What you should do:
Go through the listing below and list every line with "wing".

Records to process:
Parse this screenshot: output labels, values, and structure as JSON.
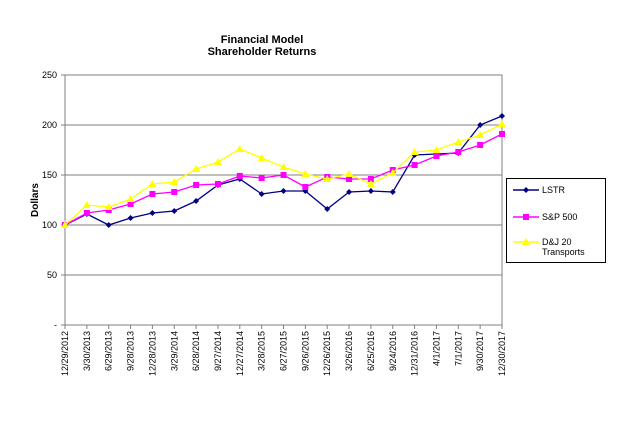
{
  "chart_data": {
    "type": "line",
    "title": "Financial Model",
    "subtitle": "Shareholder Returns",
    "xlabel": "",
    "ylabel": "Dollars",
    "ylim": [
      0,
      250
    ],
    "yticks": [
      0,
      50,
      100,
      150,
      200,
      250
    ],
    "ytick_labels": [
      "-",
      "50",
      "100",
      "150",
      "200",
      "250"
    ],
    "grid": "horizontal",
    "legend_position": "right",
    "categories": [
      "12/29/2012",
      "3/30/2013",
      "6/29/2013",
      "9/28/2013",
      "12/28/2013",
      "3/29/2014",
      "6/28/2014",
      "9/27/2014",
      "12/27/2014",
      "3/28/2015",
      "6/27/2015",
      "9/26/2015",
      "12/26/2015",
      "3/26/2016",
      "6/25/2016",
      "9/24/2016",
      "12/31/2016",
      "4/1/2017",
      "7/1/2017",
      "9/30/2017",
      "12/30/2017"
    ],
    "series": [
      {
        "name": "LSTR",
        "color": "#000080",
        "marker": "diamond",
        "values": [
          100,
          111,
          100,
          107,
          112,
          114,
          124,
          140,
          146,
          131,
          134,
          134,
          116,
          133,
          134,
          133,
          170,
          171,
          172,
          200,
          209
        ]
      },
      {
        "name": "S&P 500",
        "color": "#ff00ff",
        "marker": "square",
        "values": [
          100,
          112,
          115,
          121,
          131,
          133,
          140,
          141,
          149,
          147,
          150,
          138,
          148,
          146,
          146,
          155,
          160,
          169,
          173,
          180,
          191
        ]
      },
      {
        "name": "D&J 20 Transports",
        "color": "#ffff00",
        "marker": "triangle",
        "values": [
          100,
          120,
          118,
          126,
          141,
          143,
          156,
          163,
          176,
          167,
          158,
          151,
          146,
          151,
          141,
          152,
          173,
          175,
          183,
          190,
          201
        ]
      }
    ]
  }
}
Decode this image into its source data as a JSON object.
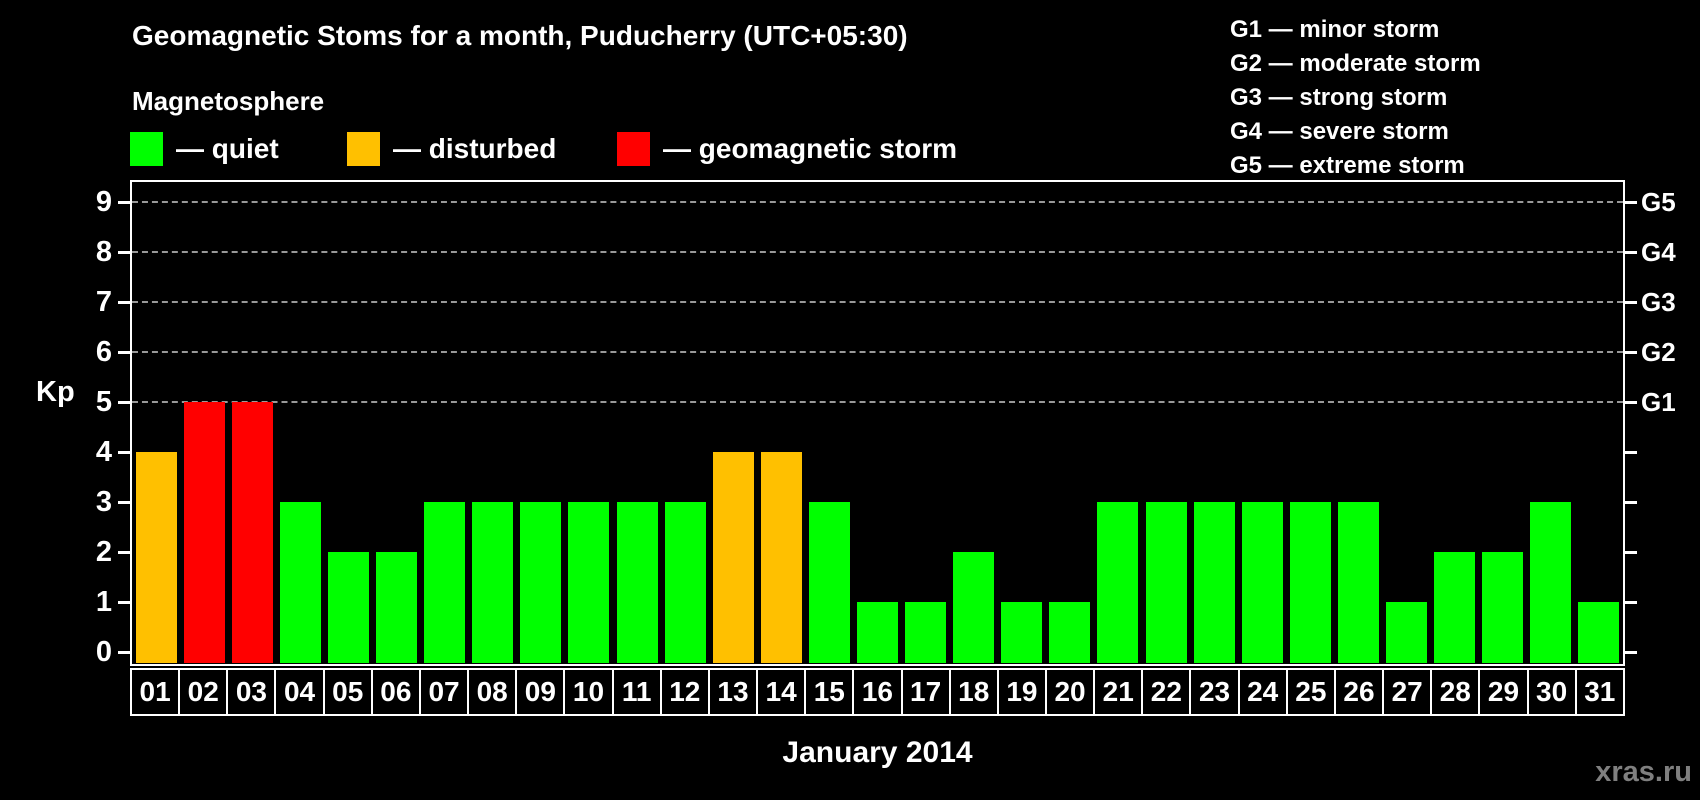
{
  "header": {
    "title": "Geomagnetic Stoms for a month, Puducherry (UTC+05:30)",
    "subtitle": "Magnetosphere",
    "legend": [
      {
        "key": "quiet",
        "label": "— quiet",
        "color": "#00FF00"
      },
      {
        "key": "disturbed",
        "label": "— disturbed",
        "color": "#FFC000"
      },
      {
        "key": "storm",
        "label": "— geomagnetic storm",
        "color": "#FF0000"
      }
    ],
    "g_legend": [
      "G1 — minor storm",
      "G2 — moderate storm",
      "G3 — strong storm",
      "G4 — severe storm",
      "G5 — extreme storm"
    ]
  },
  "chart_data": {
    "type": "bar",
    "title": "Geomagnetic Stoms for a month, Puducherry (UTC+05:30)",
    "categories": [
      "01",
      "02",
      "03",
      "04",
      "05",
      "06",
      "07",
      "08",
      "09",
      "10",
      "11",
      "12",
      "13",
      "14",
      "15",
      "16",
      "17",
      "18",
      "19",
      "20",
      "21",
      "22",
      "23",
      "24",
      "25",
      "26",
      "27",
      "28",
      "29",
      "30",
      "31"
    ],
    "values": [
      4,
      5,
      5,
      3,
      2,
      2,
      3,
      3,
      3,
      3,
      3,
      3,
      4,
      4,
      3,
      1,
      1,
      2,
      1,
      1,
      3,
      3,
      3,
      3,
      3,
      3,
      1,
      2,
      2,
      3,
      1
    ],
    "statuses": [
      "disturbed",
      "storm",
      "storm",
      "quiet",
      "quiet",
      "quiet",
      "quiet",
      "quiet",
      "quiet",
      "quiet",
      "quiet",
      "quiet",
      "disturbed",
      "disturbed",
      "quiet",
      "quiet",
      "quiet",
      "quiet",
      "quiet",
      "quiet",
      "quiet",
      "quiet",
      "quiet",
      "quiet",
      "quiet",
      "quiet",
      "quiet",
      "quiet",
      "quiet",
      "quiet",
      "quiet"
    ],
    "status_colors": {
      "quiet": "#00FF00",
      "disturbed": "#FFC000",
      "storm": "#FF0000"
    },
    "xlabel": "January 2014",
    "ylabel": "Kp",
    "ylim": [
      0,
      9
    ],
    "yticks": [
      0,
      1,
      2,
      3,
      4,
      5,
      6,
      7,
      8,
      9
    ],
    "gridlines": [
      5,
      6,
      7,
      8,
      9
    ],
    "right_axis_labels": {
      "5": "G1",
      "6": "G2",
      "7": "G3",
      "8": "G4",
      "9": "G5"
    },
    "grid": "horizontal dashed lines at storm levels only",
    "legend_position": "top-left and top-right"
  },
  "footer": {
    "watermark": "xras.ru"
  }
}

* * *

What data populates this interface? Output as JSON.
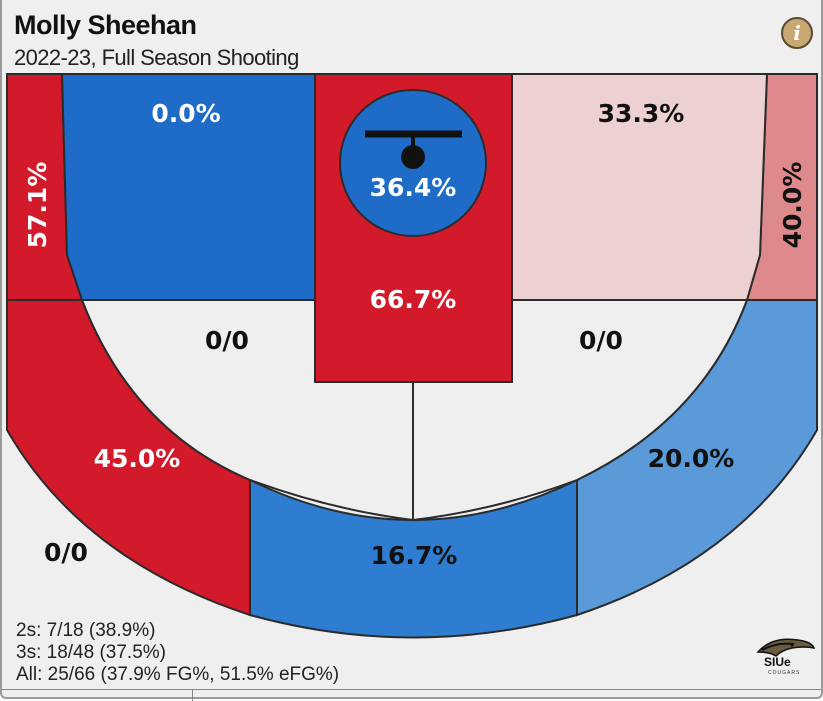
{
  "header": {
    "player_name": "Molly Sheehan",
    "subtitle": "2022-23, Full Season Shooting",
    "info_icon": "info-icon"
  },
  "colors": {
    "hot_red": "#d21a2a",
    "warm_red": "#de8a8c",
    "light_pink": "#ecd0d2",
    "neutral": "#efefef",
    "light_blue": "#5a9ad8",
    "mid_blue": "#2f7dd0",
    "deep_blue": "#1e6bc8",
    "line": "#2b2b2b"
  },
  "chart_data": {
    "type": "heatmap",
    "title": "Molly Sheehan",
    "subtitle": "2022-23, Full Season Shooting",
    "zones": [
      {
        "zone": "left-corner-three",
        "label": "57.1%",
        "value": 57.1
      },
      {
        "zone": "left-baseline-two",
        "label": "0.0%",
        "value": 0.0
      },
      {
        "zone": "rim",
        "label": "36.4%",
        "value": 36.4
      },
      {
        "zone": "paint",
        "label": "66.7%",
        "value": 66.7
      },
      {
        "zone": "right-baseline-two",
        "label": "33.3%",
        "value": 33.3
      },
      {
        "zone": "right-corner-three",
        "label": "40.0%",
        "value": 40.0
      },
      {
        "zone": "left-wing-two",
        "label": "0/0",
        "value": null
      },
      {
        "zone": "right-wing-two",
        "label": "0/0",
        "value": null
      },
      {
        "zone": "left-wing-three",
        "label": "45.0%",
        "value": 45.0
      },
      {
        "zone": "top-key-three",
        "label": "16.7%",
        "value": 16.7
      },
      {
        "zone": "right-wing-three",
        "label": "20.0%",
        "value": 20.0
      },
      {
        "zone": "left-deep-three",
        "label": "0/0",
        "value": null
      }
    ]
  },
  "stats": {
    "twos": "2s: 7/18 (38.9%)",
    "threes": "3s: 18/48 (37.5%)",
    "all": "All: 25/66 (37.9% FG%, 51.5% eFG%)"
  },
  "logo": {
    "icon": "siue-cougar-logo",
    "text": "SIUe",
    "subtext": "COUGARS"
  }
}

...

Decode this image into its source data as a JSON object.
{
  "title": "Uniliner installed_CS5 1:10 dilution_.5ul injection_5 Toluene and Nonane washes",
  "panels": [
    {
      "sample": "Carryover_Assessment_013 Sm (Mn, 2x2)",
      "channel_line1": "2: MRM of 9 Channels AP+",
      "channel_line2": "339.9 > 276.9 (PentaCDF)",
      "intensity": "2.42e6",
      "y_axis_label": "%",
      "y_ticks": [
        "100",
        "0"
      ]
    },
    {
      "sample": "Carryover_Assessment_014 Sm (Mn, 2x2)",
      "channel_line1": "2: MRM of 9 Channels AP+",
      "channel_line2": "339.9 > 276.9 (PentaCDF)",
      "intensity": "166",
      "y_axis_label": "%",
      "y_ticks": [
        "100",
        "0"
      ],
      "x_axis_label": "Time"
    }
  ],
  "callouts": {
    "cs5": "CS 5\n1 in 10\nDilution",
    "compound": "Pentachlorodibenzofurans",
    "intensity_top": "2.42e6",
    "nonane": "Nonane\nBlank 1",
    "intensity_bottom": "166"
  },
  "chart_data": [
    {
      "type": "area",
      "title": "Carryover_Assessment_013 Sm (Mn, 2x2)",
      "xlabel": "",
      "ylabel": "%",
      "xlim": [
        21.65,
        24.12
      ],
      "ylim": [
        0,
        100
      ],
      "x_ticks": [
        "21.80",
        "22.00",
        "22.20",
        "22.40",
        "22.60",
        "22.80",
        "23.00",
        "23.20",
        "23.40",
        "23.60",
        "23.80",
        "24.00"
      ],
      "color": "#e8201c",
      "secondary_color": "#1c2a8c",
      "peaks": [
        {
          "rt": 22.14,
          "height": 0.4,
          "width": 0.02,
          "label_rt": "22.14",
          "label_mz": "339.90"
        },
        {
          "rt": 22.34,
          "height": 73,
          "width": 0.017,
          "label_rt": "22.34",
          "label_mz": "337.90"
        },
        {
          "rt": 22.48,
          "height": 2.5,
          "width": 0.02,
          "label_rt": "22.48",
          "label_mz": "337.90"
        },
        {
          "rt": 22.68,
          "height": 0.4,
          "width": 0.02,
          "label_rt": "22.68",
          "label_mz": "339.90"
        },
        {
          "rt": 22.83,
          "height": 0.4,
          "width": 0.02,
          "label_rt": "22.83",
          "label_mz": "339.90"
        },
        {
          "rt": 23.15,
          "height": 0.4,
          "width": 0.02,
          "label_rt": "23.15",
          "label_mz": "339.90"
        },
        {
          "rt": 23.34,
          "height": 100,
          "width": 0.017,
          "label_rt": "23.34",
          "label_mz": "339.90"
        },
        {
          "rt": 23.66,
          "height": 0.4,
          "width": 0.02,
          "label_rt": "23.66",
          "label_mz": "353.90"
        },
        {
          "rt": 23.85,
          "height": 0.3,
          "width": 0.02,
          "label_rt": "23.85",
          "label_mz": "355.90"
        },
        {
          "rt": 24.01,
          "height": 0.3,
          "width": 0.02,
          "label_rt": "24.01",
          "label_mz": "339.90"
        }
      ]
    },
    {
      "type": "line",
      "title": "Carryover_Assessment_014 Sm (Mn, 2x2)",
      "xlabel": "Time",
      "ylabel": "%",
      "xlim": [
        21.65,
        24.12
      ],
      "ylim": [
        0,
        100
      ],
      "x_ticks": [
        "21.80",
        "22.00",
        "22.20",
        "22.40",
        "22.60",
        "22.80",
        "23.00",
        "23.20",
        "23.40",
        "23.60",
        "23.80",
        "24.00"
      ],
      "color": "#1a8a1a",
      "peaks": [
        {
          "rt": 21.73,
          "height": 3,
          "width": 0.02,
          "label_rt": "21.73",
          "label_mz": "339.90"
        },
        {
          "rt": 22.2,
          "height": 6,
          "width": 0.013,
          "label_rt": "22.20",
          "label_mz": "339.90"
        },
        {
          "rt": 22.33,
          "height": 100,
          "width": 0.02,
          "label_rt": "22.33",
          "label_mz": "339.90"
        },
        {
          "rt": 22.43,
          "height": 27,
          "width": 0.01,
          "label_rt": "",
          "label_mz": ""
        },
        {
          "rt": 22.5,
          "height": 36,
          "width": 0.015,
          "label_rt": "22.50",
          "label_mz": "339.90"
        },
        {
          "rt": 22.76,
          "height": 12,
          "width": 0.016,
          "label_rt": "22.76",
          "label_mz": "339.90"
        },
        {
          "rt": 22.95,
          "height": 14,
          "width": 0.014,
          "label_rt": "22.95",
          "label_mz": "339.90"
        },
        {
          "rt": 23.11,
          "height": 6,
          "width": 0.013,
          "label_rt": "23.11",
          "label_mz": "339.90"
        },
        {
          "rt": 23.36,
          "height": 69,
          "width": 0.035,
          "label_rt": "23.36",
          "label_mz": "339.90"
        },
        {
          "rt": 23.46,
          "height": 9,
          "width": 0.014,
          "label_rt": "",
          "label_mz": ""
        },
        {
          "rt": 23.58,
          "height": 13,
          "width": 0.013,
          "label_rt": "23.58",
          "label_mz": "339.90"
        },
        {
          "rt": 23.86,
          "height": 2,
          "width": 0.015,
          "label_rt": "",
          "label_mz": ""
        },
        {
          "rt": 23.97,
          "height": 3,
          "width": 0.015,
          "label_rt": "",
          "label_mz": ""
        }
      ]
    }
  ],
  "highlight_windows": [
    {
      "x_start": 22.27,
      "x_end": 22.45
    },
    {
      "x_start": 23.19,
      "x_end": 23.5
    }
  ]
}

Written answer:
        "zone": "left-wing-two",
        "zone": "right-wing-two",
        "zone": "left-wing-three",
        "zone": "right-wing-three",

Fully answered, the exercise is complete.